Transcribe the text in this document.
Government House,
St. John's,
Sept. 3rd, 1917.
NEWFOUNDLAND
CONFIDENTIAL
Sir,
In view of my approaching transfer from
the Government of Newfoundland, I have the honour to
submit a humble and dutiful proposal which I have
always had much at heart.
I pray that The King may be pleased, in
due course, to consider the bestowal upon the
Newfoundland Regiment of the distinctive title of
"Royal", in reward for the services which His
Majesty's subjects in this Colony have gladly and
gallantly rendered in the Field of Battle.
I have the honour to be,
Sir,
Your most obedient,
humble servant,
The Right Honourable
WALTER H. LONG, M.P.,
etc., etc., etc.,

__Required task__: Set every line of the listing down word for word.

__Result of this exercise__:
Transcribe the text in this document.
Government House,
St. John's,
Sept. 3rd, 1917.
NEWFOUNDLAND
CONFIDENTIAL
Sir,
In view of my approaching transfer from
the Government of Newfoundland, I have the honour to
submit a humble and dutiful proposal which I have
always had much at heart.
I pray that The King may be pleased, in
due course, to consider the bestowal upon the
Newfoundland Regiment of the distinctive title of
"Royal", in reward for the services which His
Majesty's subjects in this Colony have gladly and
gallantly rendered in the Field of Battle.
I have the honour to be,
Sir,
Your most obedient,
humble servant,
The Right Honourable
WALTER H. LONG, M.P.,
etc., etc., etc.,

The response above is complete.